(Upper Respiratory Infection; URI; Coryza)
About 50% of all colds are caused by one of the > 100 serotypes of rhinoviruses. Coronaviruses cause some outbreaks, and infections caused by influenza viruses, parainfluenza viruses, enteroviruses, adenoviruses, respiratory syncytial viruses, and metapneumoviruses may also manifest as the common cold, particularly in patients who are experiencing reinfection.
Rhinovirus infections are most common during fall and spring and are less common during winter.
Rhinoviruses are most efficiently spread by direct person-to-person contact, although spread may also occur via large-particle aerosols.
The most potent deterrent to infection is the presence of specific neutralizing antibodies in the serum and secretions, induced by previous exposure to the same or a closely related virus. Susceptibility to colds is not affected by exposure to cold temperature, host health and nutrition, or upper respiratory tract abnormalities (eg, enlarged tonsils or adenoids).

**Extracted information:**
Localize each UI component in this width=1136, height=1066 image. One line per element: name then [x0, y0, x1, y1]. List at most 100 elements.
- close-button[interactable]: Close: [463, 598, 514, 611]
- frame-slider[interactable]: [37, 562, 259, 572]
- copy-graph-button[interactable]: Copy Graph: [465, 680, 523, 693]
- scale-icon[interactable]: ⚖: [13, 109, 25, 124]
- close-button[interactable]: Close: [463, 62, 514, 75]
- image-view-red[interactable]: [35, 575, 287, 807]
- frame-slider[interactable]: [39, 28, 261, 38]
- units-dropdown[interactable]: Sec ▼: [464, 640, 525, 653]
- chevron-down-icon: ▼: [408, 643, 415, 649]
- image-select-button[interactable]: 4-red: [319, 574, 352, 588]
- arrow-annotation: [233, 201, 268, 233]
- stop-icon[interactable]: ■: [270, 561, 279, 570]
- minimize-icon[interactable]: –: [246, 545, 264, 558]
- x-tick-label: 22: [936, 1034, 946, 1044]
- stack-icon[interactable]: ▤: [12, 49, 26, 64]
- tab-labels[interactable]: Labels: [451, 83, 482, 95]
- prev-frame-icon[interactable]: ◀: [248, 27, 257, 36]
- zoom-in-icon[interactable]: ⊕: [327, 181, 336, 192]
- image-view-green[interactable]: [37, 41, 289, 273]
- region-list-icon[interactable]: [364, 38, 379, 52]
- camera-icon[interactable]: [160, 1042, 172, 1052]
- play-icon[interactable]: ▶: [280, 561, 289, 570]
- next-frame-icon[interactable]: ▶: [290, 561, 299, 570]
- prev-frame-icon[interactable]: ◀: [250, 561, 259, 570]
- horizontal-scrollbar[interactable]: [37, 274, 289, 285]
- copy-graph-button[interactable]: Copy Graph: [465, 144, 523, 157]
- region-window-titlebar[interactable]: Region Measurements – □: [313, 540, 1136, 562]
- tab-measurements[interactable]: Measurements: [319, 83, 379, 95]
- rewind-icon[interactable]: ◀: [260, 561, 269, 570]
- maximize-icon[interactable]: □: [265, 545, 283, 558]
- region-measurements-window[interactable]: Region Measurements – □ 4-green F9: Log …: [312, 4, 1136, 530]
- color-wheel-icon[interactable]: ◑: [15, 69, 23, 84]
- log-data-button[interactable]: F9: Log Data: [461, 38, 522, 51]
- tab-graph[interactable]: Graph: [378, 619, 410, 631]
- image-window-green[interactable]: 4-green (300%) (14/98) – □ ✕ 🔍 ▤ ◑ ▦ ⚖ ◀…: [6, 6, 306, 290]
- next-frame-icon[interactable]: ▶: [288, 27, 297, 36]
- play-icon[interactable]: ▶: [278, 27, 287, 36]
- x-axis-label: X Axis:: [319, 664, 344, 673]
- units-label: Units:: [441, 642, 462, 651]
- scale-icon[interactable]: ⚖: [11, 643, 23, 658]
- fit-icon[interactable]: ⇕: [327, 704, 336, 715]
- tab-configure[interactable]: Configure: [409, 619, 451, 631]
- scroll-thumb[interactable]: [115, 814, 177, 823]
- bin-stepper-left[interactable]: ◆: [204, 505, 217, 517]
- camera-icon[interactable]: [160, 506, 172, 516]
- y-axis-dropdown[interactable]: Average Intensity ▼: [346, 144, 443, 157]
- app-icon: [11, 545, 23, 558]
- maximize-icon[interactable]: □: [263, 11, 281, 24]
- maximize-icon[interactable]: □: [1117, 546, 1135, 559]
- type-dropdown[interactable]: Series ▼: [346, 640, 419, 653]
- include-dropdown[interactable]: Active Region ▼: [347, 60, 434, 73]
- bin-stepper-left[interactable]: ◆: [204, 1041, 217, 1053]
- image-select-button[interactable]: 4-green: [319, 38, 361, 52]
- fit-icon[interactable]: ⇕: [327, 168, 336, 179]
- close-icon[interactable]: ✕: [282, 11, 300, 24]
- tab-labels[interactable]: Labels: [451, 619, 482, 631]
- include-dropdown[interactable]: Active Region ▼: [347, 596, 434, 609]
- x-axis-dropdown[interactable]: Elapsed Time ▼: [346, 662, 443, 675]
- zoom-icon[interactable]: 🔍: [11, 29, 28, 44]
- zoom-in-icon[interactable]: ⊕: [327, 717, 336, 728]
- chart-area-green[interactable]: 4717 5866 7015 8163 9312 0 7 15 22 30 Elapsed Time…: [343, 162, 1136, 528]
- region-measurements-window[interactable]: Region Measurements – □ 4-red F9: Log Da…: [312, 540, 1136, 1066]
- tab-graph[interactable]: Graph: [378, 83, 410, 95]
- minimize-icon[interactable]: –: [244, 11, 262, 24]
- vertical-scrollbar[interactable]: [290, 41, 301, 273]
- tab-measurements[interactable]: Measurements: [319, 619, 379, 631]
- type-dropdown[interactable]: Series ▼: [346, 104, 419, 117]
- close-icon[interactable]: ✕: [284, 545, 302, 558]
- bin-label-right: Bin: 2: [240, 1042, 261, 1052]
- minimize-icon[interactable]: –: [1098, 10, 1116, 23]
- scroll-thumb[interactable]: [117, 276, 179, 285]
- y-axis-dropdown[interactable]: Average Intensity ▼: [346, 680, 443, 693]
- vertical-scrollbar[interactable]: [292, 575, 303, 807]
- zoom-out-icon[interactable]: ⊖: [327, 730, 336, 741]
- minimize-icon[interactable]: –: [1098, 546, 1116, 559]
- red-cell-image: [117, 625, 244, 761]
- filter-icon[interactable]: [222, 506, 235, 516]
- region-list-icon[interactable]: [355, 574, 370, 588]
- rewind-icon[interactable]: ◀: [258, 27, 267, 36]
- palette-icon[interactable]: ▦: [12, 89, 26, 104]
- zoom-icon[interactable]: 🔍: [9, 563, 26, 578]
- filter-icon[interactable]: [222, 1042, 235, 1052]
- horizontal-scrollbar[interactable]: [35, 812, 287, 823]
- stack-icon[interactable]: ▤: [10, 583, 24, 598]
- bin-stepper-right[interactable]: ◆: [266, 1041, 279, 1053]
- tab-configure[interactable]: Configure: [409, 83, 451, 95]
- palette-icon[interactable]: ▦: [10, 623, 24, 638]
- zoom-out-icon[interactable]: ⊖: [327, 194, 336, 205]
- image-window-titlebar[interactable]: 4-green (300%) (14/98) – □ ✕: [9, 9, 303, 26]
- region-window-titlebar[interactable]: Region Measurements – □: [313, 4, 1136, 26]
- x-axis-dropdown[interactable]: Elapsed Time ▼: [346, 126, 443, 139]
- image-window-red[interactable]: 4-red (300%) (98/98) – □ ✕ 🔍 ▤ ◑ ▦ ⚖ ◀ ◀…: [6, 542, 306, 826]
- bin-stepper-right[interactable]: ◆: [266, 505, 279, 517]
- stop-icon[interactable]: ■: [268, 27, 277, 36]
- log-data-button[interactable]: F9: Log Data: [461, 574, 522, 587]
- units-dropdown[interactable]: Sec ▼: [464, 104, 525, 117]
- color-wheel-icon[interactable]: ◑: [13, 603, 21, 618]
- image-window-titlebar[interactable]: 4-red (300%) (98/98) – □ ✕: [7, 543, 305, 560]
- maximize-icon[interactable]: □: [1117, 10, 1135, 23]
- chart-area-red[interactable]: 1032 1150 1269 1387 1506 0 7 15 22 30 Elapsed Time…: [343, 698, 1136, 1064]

**Work instruction 1:**
According to the passage on the common cold, what share of all colds is caused by rhinoviruses?
**Work instruction 2:**
Continue the passage on the common cold from its last sentence.
The lines play no role in this exercise.

**Expected output 1:**
About 50% of all colds.

**Expected output 2:**
After an incubation period of 24 to 72 hours, cold symptoms begin with a scratchy or sore throat, followed by sneezing, rhinorrhea, nasal obstruction, and malaise. Temperature is usually normal, particularly when the pathogen is a rhinovirus or coronavirus. Nasal secretions are watery and profuse during the first days but then become more mucoid and purulent. Mucopurulent secretions do not indicate a bacterial superinfection. Cough is usually mild but often lasts into the 2nd week. Most symptoms due to uncomplicated colds resolve within 10 days.
Diagnosis of the common cold is generally made clinically and presumptively, without diagnostic tests, although polymerase chain reaction (PCR) testing is available in many multiplex platforms.
Allergic rhinitis is the most important consideration in differential diagnosis.
No specific treatment for the common cold exists.
Antipyretics and analgesics may relieve fever and sore throat.
Nasal decongestants may reduce nasal obstruction. Topical nasal decongestants are more effective than oral decongestants, but the use of topical drugs for > 3 to 5 days may result in rebound congestion.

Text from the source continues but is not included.